Records from a collection of figures:
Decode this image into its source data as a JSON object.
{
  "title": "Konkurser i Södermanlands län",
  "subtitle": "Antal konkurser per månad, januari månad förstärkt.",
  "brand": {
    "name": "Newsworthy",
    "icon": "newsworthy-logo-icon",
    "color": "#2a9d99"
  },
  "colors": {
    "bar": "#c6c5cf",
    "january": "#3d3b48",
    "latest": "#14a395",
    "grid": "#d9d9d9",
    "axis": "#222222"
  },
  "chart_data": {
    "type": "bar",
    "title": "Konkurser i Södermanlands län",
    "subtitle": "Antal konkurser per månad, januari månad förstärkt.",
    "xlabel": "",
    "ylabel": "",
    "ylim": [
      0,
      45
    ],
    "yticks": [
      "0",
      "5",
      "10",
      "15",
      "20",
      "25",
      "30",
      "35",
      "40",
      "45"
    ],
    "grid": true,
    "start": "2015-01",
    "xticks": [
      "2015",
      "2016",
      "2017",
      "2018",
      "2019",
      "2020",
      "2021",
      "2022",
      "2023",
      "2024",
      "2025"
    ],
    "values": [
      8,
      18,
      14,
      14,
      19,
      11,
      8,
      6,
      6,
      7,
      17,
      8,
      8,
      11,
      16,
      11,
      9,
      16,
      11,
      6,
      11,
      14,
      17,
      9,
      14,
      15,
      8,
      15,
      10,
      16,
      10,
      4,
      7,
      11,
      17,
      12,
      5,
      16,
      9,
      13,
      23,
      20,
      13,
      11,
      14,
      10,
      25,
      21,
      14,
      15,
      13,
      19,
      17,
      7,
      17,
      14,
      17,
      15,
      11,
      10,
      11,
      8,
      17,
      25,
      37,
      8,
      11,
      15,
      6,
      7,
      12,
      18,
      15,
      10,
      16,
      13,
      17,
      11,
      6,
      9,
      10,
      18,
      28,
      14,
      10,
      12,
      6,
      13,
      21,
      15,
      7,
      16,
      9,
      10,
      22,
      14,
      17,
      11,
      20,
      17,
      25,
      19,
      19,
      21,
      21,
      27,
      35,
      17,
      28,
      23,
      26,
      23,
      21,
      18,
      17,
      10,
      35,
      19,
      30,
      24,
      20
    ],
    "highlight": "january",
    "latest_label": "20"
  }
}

**Set exercise:**
Transcribe the records above exactly as they appear.

**Answer for this exercise:**
Decode this image into its source data as a JSON object.
{
  "title": "Konkurser i Södermanlands län",
  "subtitle": "Antal konkurser per månad, januari månad förstärkt.",
  "brand": {
    "name": "Newsworthy",
    "icon": "newsworthy-logo-icon",
    "color": "#2a9d99"
  },
  "colors": {
    "bar": "#c6c5cf",
    "january": "#3d3b48",
    "latest": "#14a395",
    "grid": "#d9d9d9",
    "axis": "#222222"
  },
  "chart_data": {
    "type": "bar",
    "title": "Konkurser i Södermanlands län",
    "subtitle": "Antal konkurser per månad, januari månad förstärkt.",
    "xlabel": "",
    "ylabel": "",
    "ylim": [
      0,
      45
    ],
    "yticks": [
      "0",
      "5",
      "10",
      "15",
      "20",
      "25",
      "30",
      "35",
      "40",
      "45"
    ],
    "grid": true,
    "start": "2015-01",
    "xticks": [
      "2015",
      "2016",
      "2017",
      "2018",
      "2019",
      "2020",
      "2021",
      "2022",
      "2023",
      "2024",
      "2025"
    ],
    "values": [
      8,
      18,
      14,
      14,
      19,
      11,
      8,
      6,
      6,
      7,
      17,
      8,
      8,
      11,
      16,
      11,
      9,
      16,
      11,
      6,
      11,
      14,
      17,
      9,
      14,
      15,
      8,
      15,
      10,
      16,
      10,
      4,
      7,
      11,
      17,
      12,
      5,
      16,
      9,
      13,
      23,
      20,
      13,
      11,
      14,
      10,
      25,
      21,
      14,
      15,
      13,
      19,
      17,
      7,
      17,
      14,
      17,
      15,
      11,
      10,
      11,
      8,
      17,
      25,
      37,
      8,
      11,
      15,
      6,
      7,
      12,
      18,
      15,
      10,
      16,
      13,
      17,
      11,
      6,
      9,
      10,
      18,
      28,
      14,
      10,
      12,
      6,
      13,
      21,
      15,
      7,
      16,
      9,
      10,
      22,
      14,
      17,
      11,
      20,
      17,
      25,
      19,
      19,
      21,
      21,
      27,
      35,
      17,
      28,
      23,
      26,
      23,
      21,
      18,
      17,
      10,
      35,
      19,
      30,
      24,
      20
    ],
    "highlight": "january",
    "latest_label": "20"
  }
}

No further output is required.